Data entries
##########

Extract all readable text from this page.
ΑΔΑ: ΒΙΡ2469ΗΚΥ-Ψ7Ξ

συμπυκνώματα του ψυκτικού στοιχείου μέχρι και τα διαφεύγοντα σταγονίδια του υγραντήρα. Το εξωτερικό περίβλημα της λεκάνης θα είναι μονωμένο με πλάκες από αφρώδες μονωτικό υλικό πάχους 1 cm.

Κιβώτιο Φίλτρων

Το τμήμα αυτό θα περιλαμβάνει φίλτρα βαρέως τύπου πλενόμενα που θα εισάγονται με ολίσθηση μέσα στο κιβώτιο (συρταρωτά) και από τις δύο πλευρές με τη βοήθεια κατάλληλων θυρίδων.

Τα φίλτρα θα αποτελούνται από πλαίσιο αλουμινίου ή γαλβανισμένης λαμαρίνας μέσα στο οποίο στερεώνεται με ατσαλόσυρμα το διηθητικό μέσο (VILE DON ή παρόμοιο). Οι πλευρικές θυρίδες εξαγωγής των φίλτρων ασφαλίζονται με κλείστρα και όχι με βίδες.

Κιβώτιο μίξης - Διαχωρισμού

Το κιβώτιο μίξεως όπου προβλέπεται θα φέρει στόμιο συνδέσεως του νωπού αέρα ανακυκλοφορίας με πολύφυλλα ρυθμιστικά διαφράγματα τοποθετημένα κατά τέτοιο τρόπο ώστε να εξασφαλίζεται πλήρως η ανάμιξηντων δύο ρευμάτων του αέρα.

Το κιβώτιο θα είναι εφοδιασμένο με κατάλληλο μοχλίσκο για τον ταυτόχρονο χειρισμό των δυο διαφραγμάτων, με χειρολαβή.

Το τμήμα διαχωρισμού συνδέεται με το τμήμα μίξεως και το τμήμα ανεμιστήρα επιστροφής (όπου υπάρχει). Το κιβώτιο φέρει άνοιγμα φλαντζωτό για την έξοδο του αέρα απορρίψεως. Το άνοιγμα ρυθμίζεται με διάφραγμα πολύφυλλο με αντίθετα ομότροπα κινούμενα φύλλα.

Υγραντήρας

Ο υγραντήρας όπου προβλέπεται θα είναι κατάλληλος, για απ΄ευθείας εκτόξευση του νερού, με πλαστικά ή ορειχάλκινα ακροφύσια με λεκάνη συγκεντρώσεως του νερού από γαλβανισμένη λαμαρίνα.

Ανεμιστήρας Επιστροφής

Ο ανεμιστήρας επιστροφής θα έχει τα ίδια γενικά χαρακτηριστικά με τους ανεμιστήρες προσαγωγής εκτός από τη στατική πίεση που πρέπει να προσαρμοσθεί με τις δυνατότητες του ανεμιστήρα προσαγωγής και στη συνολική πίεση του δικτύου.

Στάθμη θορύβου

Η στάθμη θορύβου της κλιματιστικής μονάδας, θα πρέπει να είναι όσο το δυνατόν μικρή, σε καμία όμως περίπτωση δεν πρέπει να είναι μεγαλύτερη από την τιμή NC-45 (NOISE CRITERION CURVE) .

##########

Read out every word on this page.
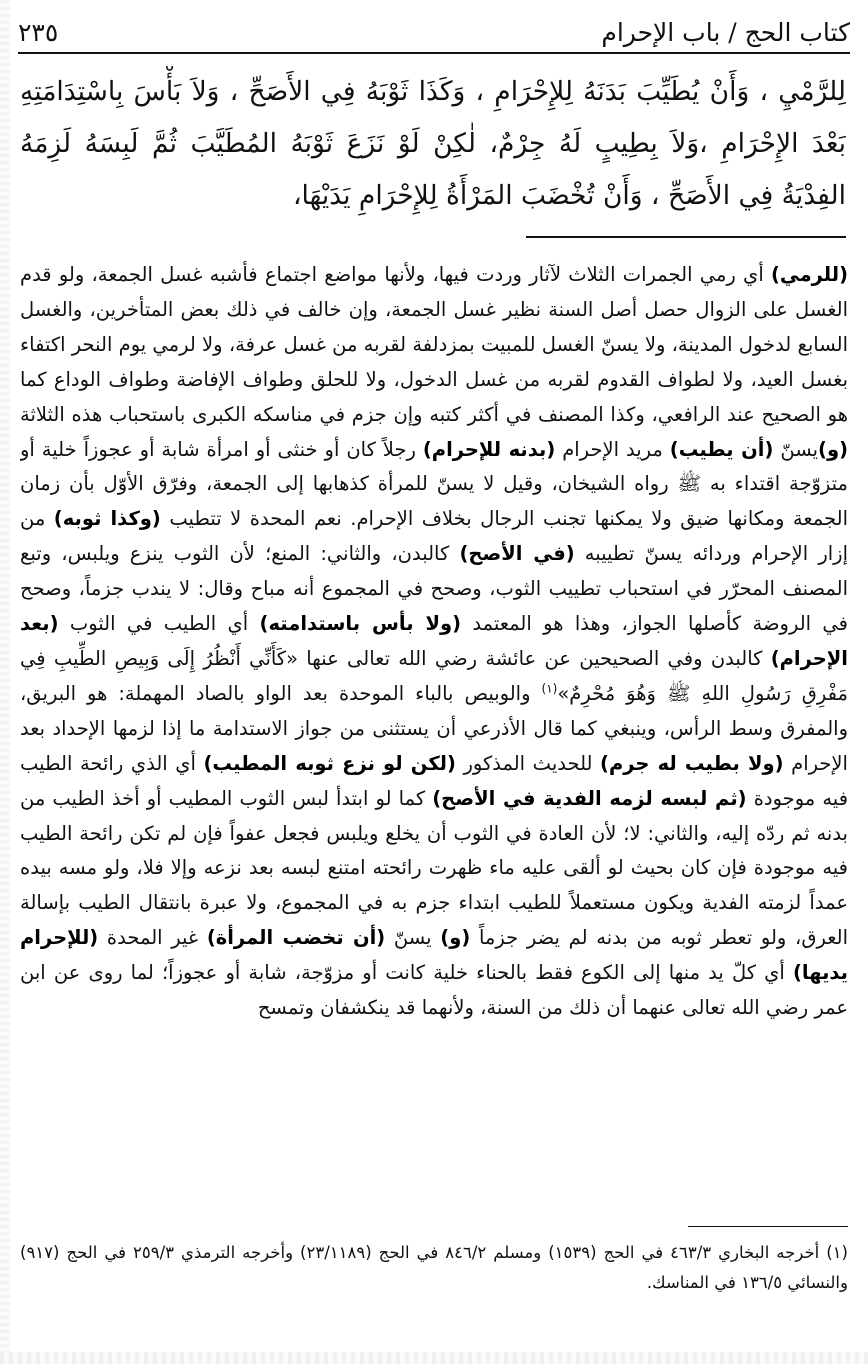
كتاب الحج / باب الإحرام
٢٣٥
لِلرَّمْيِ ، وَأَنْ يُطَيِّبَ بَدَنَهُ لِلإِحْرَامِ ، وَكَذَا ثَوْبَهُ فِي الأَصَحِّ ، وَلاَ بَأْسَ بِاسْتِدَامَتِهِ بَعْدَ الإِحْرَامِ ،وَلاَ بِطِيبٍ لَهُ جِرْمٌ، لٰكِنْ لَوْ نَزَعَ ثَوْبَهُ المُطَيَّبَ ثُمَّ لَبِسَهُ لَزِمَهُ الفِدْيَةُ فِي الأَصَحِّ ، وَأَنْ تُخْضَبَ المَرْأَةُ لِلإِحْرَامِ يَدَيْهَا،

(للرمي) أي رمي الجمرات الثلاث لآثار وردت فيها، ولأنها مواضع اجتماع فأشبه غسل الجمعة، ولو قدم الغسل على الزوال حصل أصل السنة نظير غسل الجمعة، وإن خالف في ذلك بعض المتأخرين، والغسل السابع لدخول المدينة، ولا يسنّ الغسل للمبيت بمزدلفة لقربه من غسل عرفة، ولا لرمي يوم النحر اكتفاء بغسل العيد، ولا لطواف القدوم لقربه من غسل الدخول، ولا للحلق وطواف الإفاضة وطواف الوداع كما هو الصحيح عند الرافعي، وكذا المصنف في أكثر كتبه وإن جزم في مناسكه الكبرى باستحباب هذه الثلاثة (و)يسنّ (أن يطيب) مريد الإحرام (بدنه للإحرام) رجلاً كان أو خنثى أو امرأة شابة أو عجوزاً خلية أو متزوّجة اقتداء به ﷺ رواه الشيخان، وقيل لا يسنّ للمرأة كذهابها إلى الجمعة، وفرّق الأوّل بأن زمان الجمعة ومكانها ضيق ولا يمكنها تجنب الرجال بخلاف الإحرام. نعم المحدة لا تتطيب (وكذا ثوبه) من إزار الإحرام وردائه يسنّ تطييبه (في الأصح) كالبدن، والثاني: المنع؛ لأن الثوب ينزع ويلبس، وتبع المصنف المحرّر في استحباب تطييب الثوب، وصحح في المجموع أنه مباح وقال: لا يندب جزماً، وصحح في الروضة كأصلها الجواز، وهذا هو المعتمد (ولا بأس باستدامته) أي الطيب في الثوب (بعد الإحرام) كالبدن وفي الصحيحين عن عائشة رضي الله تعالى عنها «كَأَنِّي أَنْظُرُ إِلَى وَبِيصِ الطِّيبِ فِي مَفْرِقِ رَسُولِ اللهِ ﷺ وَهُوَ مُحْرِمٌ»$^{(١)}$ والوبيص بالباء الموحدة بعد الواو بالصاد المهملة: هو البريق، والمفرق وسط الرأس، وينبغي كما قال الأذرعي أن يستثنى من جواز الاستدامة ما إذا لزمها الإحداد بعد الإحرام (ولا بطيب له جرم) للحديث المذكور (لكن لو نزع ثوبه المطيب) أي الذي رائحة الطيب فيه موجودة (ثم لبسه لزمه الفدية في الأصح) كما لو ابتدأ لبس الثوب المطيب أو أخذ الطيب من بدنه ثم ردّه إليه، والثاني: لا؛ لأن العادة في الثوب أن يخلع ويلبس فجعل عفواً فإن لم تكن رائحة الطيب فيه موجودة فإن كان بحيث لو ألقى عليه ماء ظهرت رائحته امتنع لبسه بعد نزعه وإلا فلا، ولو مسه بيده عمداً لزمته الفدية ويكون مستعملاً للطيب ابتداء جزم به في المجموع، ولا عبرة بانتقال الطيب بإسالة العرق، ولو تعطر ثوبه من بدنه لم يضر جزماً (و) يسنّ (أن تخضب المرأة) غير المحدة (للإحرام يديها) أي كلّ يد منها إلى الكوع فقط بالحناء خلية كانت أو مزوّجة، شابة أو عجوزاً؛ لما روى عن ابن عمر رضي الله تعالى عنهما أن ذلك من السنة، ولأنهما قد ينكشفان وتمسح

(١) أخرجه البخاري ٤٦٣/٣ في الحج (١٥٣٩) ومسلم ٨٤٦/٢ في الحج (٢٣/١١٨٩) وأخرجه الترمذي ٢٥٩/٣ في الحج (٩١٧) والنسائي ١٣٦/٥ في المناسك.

##########

Challenge – State the count of lines above containing the string "όπου", and add nothing to it.

Response – 3